[Instructions to follow]
Locate each line in the records containing "khiến". Copy it.

[Data to use]

────────

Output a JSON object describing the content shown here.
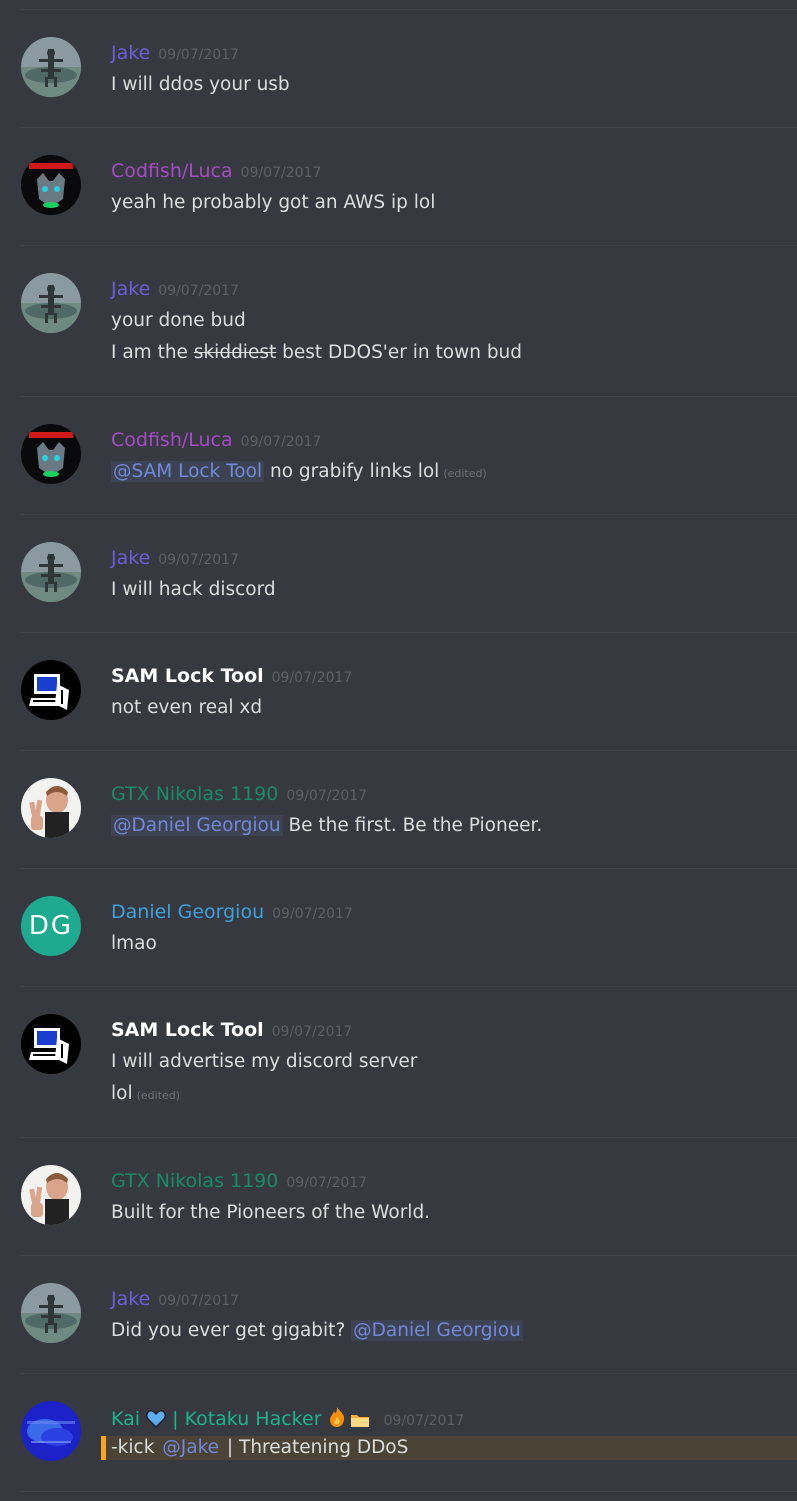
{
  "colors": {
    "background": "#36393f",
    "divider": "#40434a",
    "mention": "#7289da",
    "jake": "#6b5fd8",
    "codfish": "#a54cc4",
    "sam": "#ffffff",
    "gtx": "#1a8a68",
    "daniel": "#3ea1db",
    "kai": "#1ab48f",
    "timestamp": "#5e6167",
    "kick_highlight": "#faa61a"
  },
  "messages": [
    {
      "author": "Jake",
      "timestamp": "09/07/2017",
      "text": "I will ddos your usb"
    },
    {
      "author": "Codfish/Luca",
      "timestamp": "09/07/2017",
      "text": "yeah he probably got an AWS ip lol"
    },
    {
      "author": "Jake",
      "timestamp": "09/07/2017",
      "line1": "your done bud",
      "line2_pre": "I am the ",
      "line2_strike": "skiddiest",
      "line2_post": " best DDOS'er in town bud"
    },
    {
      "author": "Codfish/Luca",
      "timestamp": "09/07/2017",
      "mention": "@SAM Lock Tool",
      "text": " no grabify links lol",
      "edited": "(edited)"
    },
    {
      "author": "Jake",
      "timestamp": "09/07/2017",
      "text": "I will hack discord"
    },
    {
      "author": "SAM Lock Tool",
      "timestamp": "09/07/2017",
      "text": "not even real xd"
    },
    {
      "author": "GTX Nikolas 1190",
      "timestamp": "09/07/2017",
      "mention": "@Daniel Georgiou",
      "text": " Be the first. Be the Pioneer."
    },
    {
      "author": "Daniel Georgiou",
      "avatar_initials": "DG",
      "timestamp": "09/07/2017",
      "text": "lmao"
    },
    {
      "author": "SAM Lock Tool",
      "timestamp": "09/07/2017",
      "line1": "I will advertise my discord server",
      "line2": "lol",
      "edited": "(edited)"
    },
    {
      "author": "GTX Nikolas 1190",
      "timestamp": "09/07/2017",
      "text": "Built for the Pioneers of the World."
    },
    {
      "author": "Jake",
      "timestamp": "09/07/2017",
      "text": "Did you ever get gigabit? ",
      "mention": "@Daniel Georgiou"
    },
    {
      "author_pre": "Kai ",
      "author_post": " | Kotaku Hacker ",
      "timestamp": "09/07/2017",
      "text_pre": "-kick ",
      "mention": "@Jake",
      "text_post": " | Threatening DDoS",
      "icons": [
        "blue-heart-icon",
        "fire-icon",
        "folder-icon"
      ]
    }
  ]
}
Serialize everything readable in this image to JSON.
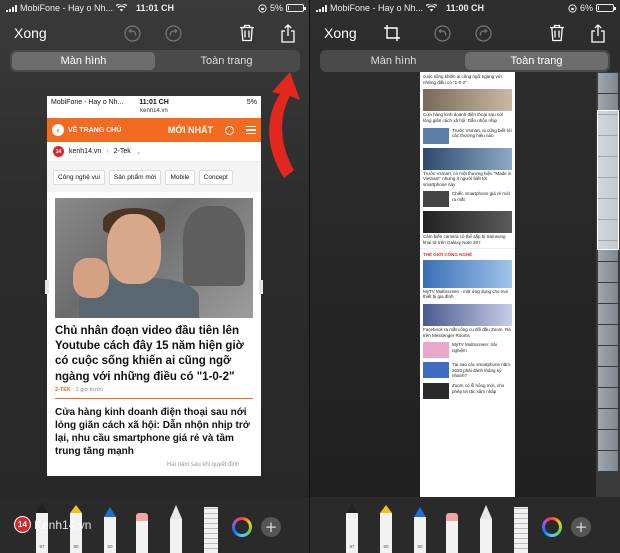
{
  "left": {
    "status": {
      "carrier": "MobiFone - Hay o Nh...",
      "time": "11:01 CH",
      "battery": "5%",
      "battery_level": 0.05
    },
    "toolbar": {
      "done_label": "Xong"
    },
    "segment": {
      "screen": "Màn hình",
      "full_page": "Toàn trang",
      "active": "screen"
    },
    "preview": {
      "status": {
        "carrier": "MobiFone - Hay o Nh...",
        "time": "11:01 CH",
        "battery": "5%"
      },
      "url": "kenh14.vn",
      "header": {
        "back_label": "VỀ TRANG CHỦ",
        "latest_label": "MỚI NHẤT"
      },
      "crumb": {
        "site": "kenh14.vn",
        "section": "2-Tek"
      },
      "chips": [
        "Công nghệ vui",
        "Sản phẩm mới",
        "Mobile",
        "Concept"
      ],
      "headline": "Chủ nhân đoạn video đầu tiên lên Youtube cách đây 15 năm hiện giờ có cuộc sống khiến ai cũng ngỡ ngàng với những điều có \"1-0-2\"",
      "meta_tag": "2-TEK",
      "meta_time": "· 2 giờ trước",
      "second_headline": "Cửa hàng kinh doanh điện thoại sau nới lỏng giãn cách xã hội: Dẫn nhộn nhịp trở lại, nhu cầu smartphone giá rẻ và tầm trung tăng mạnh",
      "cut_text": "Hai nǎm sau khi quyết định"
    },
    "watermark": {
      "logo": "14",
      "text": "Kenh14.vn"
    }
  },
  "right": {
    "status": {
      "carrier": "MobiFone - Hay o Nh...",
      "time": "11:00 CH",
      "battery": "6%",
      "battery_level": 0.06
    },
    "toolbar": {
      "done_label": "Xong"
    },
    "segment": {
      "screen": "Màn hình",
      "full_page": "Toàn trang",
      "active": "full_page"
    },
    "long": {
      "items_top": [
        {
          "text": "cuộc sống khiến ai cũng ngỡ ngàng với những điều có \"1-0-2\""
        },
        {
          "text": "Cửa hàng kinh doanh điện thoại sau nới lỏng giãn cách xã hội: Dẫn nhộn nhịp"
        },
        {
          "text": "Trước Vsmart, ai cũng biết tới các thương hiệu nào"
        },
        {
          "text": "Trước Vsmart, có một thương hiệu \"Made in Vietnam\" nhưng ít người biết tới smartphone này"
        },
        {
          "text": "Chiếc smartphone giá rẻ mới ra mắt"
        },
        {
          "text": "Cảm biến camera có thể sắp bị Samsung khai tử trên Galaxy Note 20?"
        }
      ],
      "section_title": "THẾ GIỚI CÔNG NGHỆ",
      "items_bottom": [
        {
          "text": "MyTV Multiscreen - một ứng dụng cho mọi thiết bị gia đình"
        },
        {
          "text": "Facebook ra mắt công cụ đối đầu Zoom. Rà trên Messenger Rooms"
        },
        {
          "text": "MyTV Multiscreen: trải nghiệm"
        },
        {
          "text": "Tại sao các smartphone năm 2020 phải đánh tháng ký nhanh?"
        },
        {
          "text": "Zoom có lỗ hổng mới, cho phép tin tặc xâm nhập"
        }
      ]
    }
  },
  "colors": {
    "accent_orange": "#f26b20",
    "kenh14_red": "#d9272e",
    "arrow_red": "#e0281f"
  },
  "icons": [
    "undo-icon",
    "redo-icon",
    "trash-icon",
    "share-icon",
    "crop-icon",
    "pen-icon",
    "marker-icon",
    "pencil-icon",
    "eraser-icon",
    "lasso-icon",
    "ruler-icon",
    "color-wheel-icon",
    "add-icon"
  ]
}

────────

[Output for this task]
      "headline": "Chủ nhân đoạn video đầu tiên lên Youtube cách đây 15 năm hiện giờ có cuộc sống khiến ai cũng ngỡ ngàng với những điều có \"1-0-2\"",
          "text": "cuộc sống khiến ai cũng ngỡ ngàng với những điều có \"1-0-2\""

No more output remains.